§ What to work on:
Repeat the material exactly, every line of it.

§ Record list:
┌──
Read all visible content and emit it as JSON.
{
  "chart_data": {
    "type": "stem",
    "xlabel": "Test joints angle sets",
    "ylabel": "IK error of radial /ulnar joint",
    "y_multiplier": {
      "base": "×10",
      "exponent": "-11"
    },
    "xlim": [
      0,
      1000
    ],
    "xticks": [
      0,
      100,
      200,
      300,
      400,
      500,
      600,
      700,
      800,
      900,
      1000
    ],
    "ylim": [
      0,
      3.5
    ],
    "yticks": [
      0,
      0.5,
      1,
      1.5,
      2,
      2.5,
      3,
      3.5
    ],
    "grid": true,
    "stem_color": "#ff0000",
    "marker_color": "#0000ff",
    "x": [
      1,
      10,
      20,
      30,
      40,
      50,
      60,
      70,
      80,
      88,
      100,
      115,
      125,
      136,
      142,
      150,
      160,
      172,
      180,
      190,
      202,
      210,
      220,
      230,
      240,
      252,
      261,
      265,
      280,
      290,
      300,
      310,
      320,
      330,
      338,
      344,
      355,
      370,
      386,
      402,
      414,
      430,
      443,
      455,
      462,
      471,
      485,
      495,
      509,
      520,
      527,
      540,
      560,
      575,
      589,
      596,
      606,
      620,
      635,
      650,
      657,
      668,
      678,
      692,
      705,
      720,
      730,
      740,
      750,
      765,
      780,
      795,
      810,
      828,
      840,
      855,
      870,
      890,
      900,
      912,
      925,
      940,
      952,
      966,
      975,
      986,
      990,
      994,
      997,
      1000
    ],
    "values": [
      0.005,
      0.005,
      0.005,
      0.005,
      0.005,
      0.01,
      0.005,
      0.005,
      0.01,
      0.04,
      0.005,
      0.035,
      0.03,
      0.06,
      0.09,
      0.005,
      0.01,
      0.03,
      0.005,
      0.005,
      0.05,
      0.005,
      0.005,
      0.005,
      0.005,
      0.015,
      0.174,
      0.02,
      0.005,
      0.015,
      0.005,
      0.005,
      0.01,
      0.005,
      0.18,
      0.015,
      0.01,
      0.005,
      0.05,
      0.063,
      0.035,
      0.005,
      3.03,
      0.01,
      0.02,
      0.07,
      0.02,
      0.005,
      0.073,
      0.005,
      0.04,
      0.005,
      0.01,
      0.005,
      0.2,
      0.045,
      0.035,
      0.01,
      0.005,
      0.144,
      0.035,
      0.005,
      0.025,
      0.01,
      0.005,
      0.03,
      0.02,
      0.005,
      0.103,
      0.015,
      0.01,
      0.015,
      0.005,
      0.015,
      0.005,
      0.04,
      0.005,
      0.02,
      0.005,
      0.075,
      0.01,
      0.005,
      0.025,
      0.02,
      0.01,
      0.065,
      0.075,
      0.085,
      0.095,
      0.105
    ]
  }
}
└──
§ The answer:
Read all visible content and emit it as JSON.
{
  "chart_data": {
    "type": "stem",
    "xlabel": "Test joints angle sets",
    "ylabel": "IK error of radial /ulnar joint",
    "y_multiplier": {
      "base": "×10",
      "exponent": "-11"
    },
    "xlim": [
      0,
      1000
    ],
    "xticks": [
      0,
      100,
      200,
      300,
      400,
      500,
      600,
      700,
      800,
      900,
      1000
    ],
    "ylim": [
      0,
      3.5
    ],
    "yticks": [
      0,
      0.5,
      1,
      1.5,
      2,
      2.5,
      3,
      3.5
    ],
    "grid": true,
    "stem_color": "#ff0000",
    "marker_color": "#0000ff",
    "x": [
      1,
      10,
      20,
      30,
      40,
      50,
      60,
      70,
      80,
      88,
      100,
      115,
      125,
      136,
      142,
      150,
      160,
      172,
      180,
      190,
      202,
      210,
      220,
      230,
      240,
      252,
      261,
      265,
      280,
      290,
      300,
      310,
      320,
      330,
      338,
      344,
      355,
      370,
      386,
      402,
      414,
      430,
      443,
      455,
      462,
      471,
      485,
      495,
      509,
      520,
      527,
      540,
      560,
      575,
      589,
      596,
      606,
      620,
      635,
      650,
      657,
      668,
      678,
      692,
      705,
      720,
      730,
      740,
      750,
      765,
      780,
      795,
      810,
      828,
      840,
      855,
      870,
      890,
      900,
      912,
      925,
      940,
      952,
      966,
      975,
      986,
      990,
      994,
      997,
      1000
    ],
    "values": [
      0.005,
      0.005,
      0.005,
      0.005,
      0.005,
      0.01,
      0.005,
      0.005,
      0.01,
      0.04,
      0.005,
      0.035,
      0.03,
      0.06,
      0.09,
      0.005,
      0.01,
      0.03,
      0.005,
      0.005,
      0.05,
      0.005,
      0.005,
      0.005,
      0.005,
      0.015,
      0.174,
      0.02,
      0.005,
      0.015,
      0.005,
      0.005,
      0.01,
      0.005,
      0.18,
      0.015,
      0.01,
      0.005,
      0.05,
      0.063,
      0.035,
      0.005,
      3.03,
      0.01,
      0.02,
      0.07,
      0.02,
      0.005,
      0.073,
      0.005,
      0.04,
      0.005,
      0.01,
      0.005,
      0.2,
      0.045,
      0.035,
      0.01,
      0.005,
      0.144,
      0.035,
      0.005,
      0.025,
      0.01,
      0.005,
      0.03,
      0.02,
      0.005,
      0.103,
      0.015,
      0.01,
      0.015,
      0.005,
      0.015,
      0.005,
      0.04,
      0.005,
      0.02,
      0.005,
      0.075,
      0.01,
      0.005,
      0.025,
      0.02,
      0.01,
      0.065,
      0.075,
      0.085,
      0.095,
      0.105
    ]
  }
}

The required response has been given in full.